### Work to complete
Tally up the lines carrying the string "snap" and respond with only the resulting number.

── Materials provided

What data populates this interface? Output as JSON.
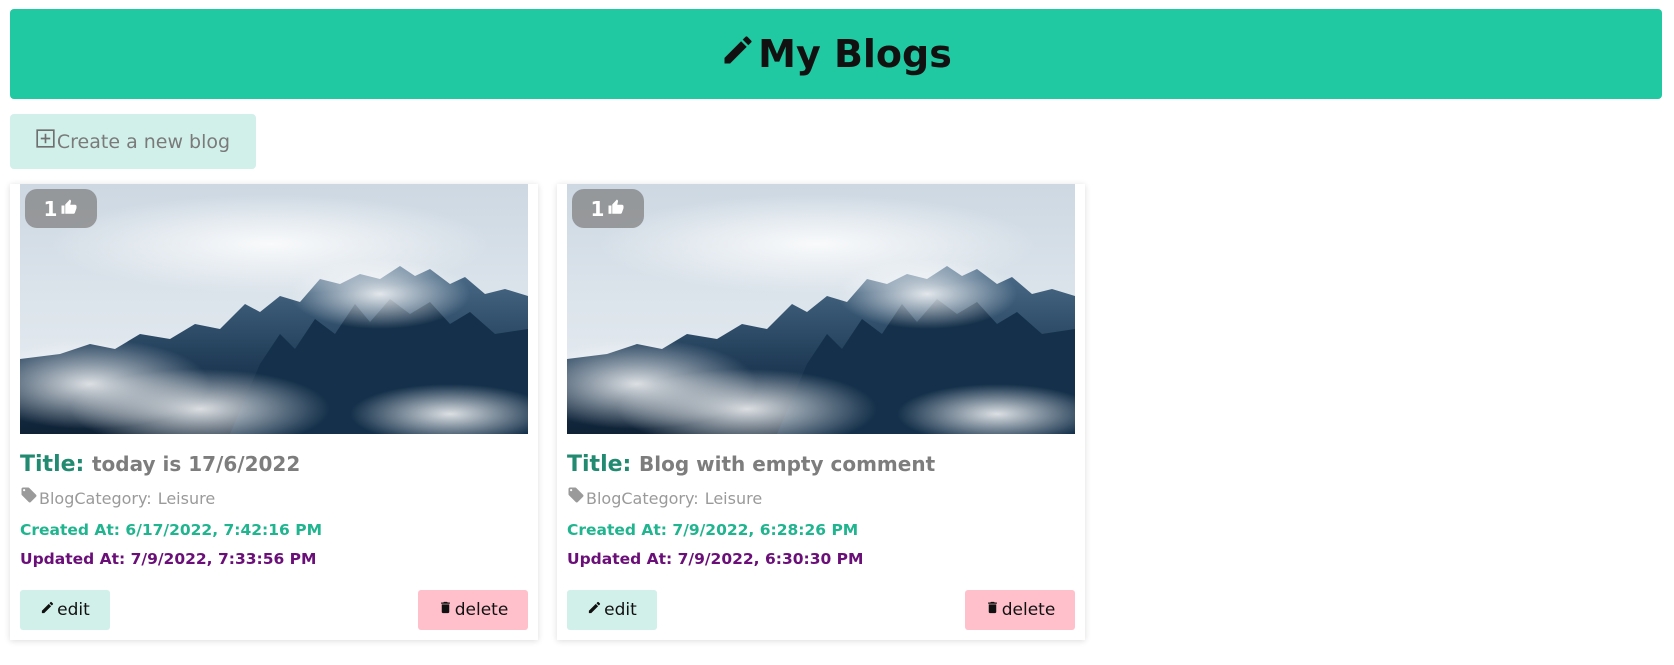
{
  "header": {
    "title": "My Blogs",
    "icon": "pencil-icon",
    "color": "#20c9a1"
  },
  "create_button": {
    "label": "Create a new blog",
    "icon": "plus-square-icon"
  },
  "blogs": [
    {
      "likes": "1",
      "title_label": "Title:",
      "title": "today is 17/6/2022",
      "category_label": "BlogCategory:",
      "category": "Leisure",
      "created": "Created At: 6/17/2022, 7:42:16 PM",
      "updated": "Updated At: 7/9/2022, 7:33:56 PM",
      "edit_label": "edit",
      "delete_label": "delete"
    },
    {
      "likes": "1",
      "title_label": "Title:",
      "title": "Blog with empty comment",
      "category_label": "BlogCategory:",
      "category": "Leisure",
      "created": "Created At: 7/9/2022, 6:28:26 PM",
      "updated": "Updated At: 7/9/2022, 6:30:30 PM",
      "edit_label": "edit",
      "delete_label": "delete"
    }
  ],
  "colors": {
    "accent": "#20c9a1",
    "title_label": "#218a71",
    "created": "#20b48f",
    "updated": "#6a0f78",
    "delete_bg": "#ffc0cb",
    "edit_bg": "#d2f0ea"
  }
}
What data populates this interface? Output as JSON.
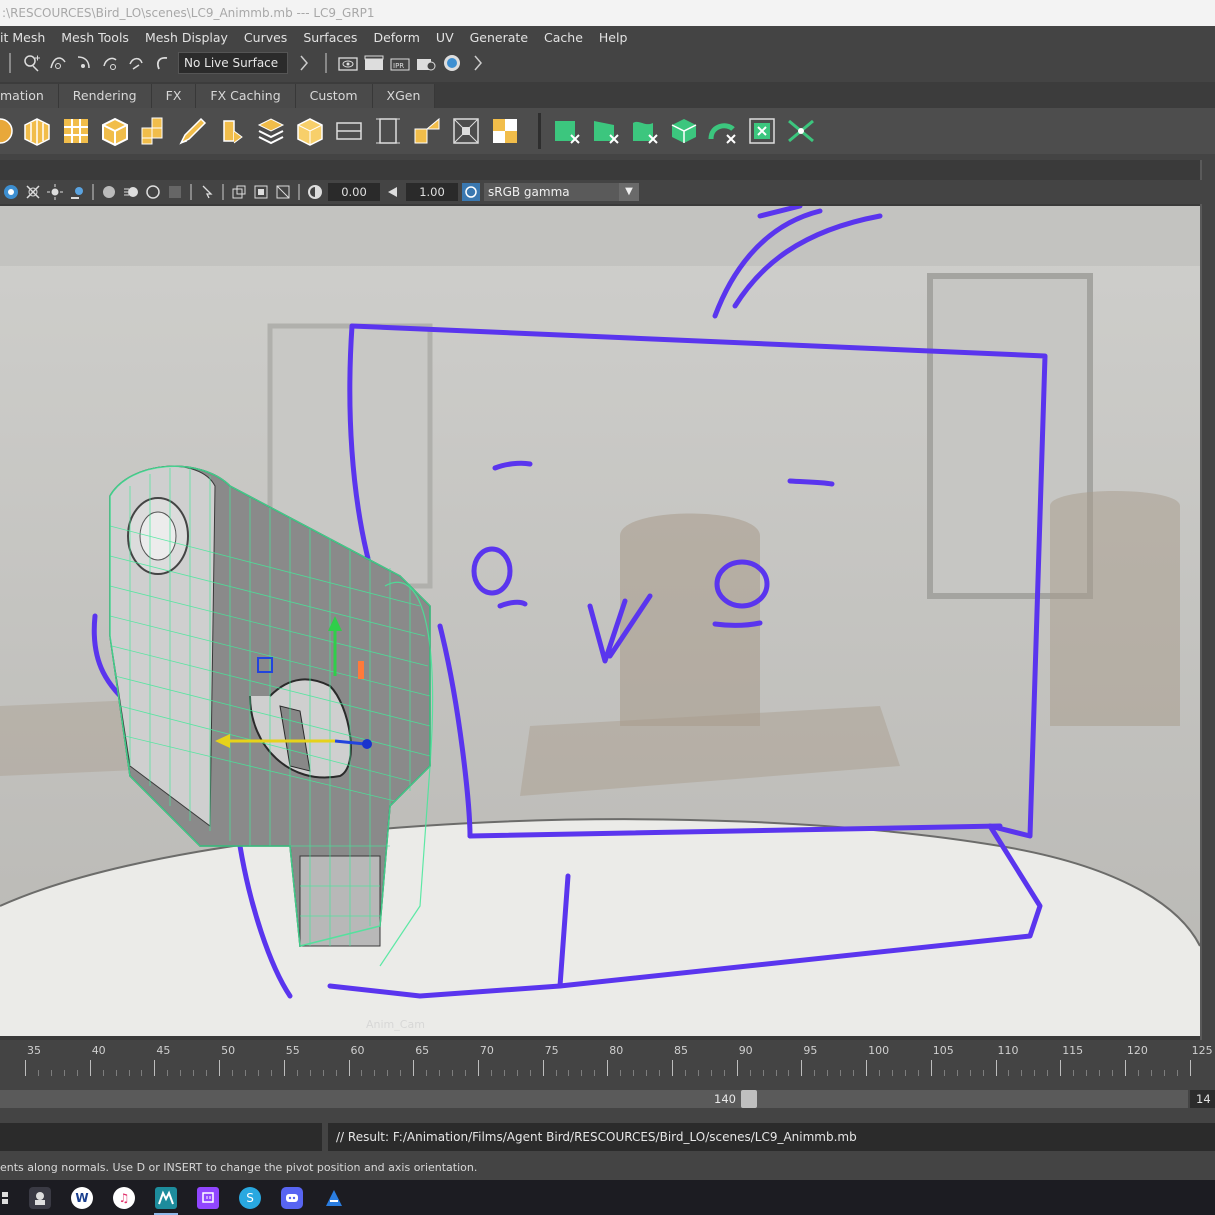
{
  "window": {
    "title": ":\\RESCOURCES\\Bird_LO\\scenes\\LC9_Animmb.mb  ---  LC9_GRP1"
  },
  "menu": [
    "it Mesh",
    "Mesh Tools",
    "Mesh Display",
    "Curves",
    "Surfaces",
    "Deform",
    "UV",
    "Generate",
    "Cache",
    "Help"
  ],
  "status_line": {
    "live_surface": "No Live Surface",
    "icons": [
      "snap-to-grid-icon",
      "snap-to-curve-icon",
      "snap-to-point-icon",
      "snap-to-view-plane-icon",
      "make-live-icon",
      "render-view-icon",
      "render-frame-icon",
      "ipr-render-icon",
      "render-settings-icon",
      "hypershade-icon"
    ]
  },
  "shelf_tabs": [
    "mation",
    "Rendering",
    "FX",
    "FX Caching",
    "Custom",
    "XGen"
  ],
  "shelf_icons": [
    "sphere-icon",
    "cube-icon",
    "grid-plane-icon",
    "box-icon",
    "stacked-cubes-icon",
    "pen-icon",
    "bevel-icon",
    "layers-icon",
    "unfold-box-icon",
    "align-icon",
    "dimension-icon",
    "scale-box-icon",
    "snap-box-icon",
    "split-cubes-icon"
  ],
  "shelf_icons_green": [
    "green-cube-icon",
    "green-bend-icon",
    "green-wave-icon",
    "green-lattice-icon",
    "green-twist-icon",
    "green-grid-icon",
    "green-cross-icon"
  ],
  "viewport_toolbar": {
    "exposure": "0.00",
    "gamma": "1.00",
    "color_management": "sRGB gamma"
  },
  "viewport": {
    "camera_label": "Anim_Cam"
  },
  "timeline": {
    "ticks": [
      "35",
      "40",
      "45",
      "50",
      "55",
      "60",
      "65",
      "70",
      "75",
      "80",
      "85",
      "90",
      "95",
      "100",
      "105",
      "110",
      "115",
      "120",
      "125"
    ]
  },
  "range_slider": {
    "current_end": "140",
    "end_field": "14"
  },
  "command_line": {
    "result": "// Result: F:/Animation/Films/Agent Bird/RESCOURCES/Bird_LO/scenes/LC9_Animmb.mb"
  },
  "help_line": "ents along normals. Use D or INSERT to change the pivot position and axis orientation.",
  "taskbar": [
    "start-icon",
    "explorer-icon",
    "word-icon",
    "itunes-icon",
    "maya-icon",
    "twitch-icon",
    "skype-icon",
    "discord-icon",
    "vlc-icon"
  ]
}
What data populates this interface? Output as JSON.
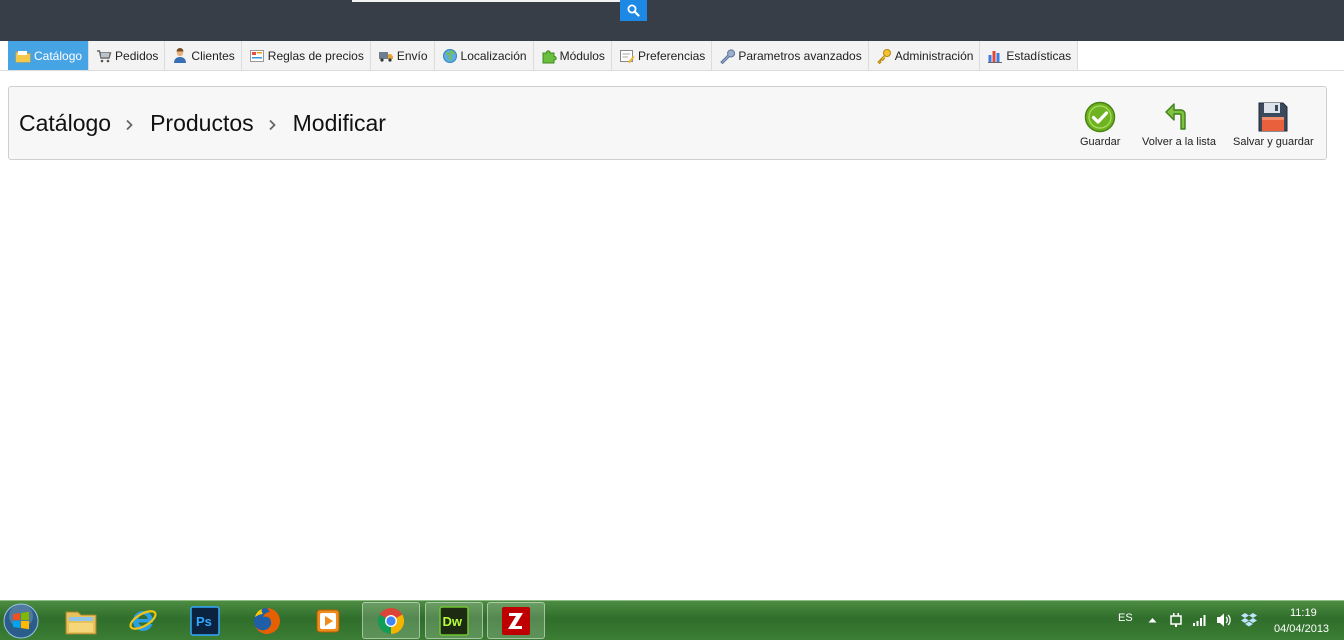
{
  "menu": {
    "items": [
      {
        "label": "Catálogo",
        "icon": "folder-icon",
        "active": true
      },
      {
        "label": "Pedidos",
        "icon": "cart-icon"
      },
      {
        "label": "Clientes",
        "icon": "user-icon"
      },
      {
        "label": "Reglas de precios",
        "icon": "price-rules-icon"
      },
      {
        "label": "Envío",
        "icon": "truck-icon"
      },
      {
        "label": "Localización",
        "icon": "globe-icon"
      },
      {
        "label": "Módulos",
        "icon": "puzzle-icon"
      },
      {
        "label": "Preferencias",
        "icon": "preferences-icon"
      },
      {
        "label": "Parametros avanzados",
        "icon": "wrench-icon"
      },
      {
        "label": "Administración",
        "icon": "key-icon"
      },
      {
        "label": "Estadísticas",
        "icon": "bar-chart-icon"
      }
    ]
  },
  "breadcrumb": {
    "items": [
      "Catálogo",
      "Productos",
      "Modificar"
    ],
    "separator": "›"
  },
  "toolbar": {
    "save_label": "Guardar",
    "back_label": "Volver a la lista",
    "save_stay_label": "Salvar y guardar"
  },
  "taskbar": {
    "apps": [
      "file-explorer-icon",
      "internet-explorer-icon",
      "photoshop-icon",
      "firefox-icon",
      "media-player-icon",
      "chrome-icon",
      "dreamweaver-icon",
      "filezilla-icon"
    ],
    "language": "ES",
    "time": "11:19",
    "date": "04/04/2013"
  },
  "colors": {
    "header": "#383e47",
    "accent": "#47a4e4",
    "search_button": "#1e88e5",
    "save_green": "#6fb322",
    "taskbar": "#3c7e34"
  }
}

────

### Response to the exercise
5